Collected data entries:
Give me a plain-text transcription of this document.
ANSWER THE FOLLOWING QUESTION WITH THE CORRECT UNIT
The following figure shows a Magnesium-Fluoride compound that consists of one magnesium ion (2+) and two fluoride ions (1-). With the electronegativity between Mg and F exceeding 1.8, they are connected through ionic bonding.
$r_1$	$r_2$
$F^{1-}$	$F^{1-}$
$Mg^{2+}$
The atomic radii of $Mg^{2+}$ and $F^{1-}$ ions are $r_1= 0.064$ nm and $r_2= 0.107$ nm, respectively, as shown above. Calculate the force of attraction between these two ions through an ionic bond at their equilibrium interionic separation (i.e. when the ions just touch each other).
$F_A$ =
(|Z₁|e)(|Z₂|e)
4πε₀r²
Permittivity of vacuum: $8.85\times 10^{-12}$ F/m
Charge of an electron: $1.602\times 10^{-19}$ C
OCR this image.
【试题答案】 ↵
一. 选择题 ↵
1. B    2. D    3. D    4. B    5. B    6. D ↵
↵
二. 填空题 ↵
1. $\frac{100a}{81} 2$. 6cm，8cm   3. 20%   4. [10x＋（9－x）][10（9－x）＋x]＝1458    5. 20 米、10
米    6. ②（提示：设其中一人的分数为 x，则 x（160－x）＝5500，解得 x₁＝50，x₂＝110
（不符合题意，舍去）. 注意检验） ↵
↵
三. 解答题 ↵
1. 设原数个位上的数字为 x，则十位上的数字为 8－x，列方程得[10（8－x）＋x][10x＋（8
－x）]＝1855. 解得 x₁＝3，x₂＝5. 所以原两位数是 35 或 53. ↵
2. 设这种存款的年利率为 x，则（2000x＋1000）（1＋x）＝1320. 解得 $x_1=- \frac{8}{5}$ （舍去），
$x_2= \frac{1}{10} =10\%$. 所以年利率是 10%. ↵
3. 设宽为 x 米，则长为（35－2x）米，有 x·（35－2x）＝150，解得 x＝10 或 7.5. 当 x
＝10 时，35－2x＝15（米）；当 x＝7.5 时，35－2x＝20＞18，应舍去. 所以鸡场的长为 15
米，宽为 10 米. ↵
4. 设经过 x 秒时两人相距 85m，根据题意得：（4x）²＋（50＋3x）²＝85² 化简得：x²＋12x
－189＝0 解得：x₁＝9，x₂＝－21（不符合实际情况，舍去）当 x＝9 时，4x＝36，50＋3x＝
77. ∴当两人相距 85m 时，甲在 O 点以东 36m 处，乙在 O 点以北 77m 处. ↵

**What is being asked**
The records above should be repeated in full, exactly as given.

**Output for this exercise**
Give me a plain-text transcription of this document.
ANSWER THE FOLLOWING QUESTION WITH THE CORRECT UNIT
The following figure shows a Magnesium-Fluoride compound that consists of one magnesium ion (2+) and two fluoride ions (1-). With the electronegativity between Mg and F exceeding 1.8, they are connected through ionic bonding.
$r_1$	$r_2$
$F^{1-}$	$F^{1-}$
$Mg^{2+}$
The atomic radii of $Mg^{2+}$ and $F^{1-}$ ions are $r_1= 0.064$ nm and $r_2= 0.107$ nm, respectively, as shown above. Calculate the force of attraction between these two ions through an ionic bond at their equilibrium interionic separation (i.e. when the ions just touch each other).
$F_A$ =
(|Z₁|e)(|Z₂|e)
4πε₀r²
Permittivity of vacuum: $8.85\times 10^{-12}$ F/m
Charge of an electron: $1.602\times 10^{-19}$ C
OCR this image.
【试题答案】 ↵
一. 选择题 ↵
1. B    2. D    3. D    4. B    5. B    6. D ↵
↵
二. 填空题 ↵
1. $\frac{100a}{81} 2$. 6cm，8cm   3. 20%   4. [10x＋（9－x）][10（9－x）＋x]＝1458    5. 20 米、10
米    6. ②（提示：设其中一人的分数为 x，则 x（160－x）＝5500，解得 x₁＝50，x₂＝110
（不符合题意，舍去）. 注意检验） ↵
↵
三. 解答题 ↵
1. 设原数个位上的数字为 x，则十位上的数字为 8－x，列方程得[10（8－x）＋x][10x＋（8
－x）]＝1855. 解得 x₁＝3，x₂＝5. 所以原两位数是 35 或 53. ↵
2. 设这种存款的年利率为 x，则（2000x＋1000）（1＋x）＝1320. 解得 $x_1=- \frac{8}{5}$ （舍去），
$x_2= \frac{1}{10} =10\%$. 所以年利率是 10%. ↵
3. 设宽为 x 米，则长为（35－2x）米，有 x·（35－2x）＝150，解得 x＝10 或 7.5. 当 x
＝10 时，35－2x＝15（米）；当 x＝7.5 时，35－2x＝20＞18，应舍去. 所以鸡场的长为 15
米，宽为 10 米. ↵
4. 设经过 x 秒时两人相距 85m，根据题意得：（4x）²＋（50＋3x）²＝85² 化简得：x²＋12x
－189＝0 解得：x₁＝9，x₂＝－21（不符合实际情况，舍去）当 x＝9 时，4x＝36，50＋3x＝
77. ∴当两人相距 85m 时，甲在 O 点以东 36m 处，乙在 O 点以北 77m 处. ↵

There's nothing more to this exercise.